*SHORT EXERCISE:* Print the entries character for character, from the line with "Itemize the components" up to and including the line with "track-title: المحارم من", and leave the picture out.
---------- DATASET EXCERPTS ----------
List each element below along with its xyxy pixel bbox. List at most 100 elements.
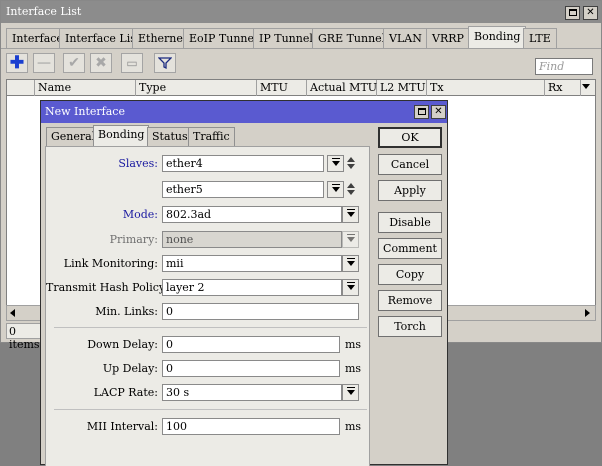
----------
---------- DATASET EXCERPTS ----------
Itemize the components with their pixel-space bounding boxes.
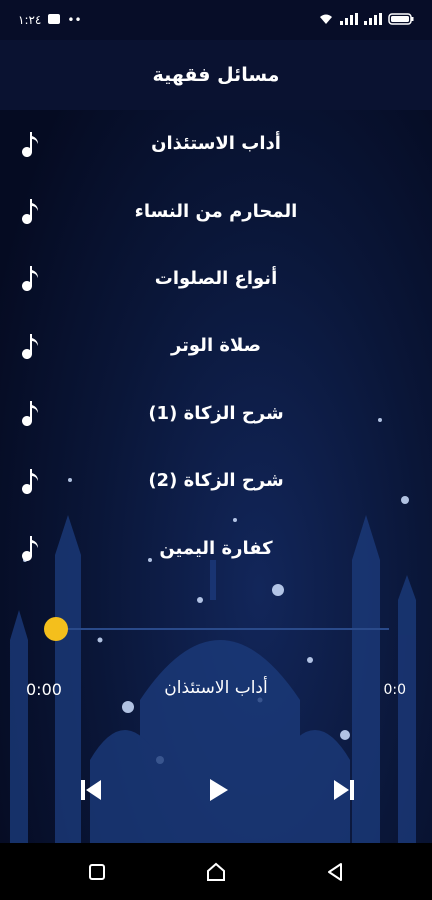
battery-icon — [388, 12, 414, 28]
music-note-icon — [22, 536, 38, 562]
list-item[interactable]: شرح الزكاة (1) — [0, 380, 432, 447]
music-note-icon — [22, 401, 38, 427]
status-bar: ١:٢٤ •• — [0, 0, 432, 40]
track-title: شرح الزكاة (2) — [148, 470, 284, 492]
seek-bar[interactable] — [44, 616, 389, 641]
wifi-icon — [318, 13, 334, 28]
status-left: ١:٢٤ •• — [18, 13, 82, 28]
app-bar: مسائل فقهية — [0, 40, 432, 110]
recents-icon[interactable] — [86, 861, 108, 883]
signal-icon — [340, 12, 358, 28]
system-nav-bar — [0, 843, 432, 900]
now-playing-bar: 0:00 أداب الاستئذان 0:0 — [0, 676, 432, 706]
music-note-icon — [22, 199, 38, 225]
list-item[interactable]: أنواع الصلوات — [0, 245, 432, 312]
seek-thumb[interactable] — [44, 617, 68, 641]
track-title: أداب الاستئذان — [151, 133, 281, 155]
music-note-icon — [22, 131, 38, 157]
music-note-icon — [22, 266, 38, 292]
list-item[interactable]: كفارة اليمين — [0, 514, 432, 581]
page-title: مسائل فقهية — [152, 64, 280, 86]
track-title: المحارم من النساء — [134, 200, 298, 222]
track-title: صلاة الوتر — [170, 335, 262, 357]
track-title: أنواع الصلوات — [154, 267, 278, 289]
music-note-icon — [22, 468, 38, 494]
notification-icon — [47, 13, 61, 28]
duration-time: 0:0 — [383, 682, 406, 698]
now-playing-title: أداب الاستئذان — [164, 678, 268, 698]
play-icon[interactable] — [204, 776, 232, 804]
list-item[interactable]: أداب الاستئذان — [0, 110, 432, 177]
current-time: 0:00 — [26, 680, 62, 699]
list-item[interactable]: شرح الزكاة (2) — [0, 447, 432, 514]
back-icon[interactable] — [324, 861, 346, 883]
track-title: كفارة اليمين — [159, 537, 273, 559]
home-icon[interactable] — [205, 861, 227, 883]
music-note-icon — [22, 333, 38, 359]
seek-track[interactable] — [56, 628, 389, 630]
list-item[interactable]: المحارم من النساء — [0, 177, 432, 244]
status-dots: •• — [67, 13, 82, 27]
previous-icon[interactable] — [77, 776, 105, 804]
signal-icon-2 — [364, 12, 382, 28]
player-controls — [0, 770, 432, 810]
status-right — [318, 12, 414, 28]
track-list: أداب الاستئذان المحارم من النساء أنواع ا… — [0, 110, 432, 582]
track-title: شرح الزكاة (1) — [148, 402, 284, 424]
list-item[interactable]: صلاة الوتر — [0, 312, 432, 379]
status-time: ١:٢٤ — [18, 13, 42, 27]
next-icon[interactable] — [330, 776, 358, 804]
----------
*ANSWER FOR THIS EXERCISE:*
Itemize the components with their pixel-space bounding boxes.
battery-icon — [388, 12, 414, 28]
music-note-icon — [22, 536, 38, 562]
list-item[interactable]: شرح الزكاة (1) — [0, 380, 432, 447]
music-note-icon — [22, 401, 38, 427]
status-bar: ١:٢٤ •• — [0, 0, 432, 40]
track-title: شرح الزكاة (2) — [148, 470, 284, 492]
seek-bar[interactable] — [44, 616, 389, 641]
wifi-icon — [318, 13, 334, 28]
status-left: ١:٢٤ •• — [18, 13, 82, 28]
app-bar: مسائل فقهية — [0, 40, 432, 110]
recents-icon[interactable] — [86, 861, 108, 883]
signal-icon — [340, 12, 358, 28]
system-nav-bar — [0, 843, 432, 900]
now-playing-bar: 0:00 أداب الاستئذان 0:0 — [0, 676, 432, 706]
music-note-icon — [22, 199, 38, 225]
list-item[interactable]: أنواع الصلوات — [0, 245, 432, 312]
seek-thumb[interactable] — [44, 617, 68, 641]
track-title: أداب الاستئذان — [151, 133, 281, 155]
music-note-icon — [22, 131, 38, 157]
music-note-icon — [22, 266, 38, 292]
list-item[interactable]: كفارة اليمين — [0, 514, 432, 581]
page-title: مسائل فقهية — [152, 64, 280, 86]
track-title: المحارم من النساء — [134, 200, 298, 222]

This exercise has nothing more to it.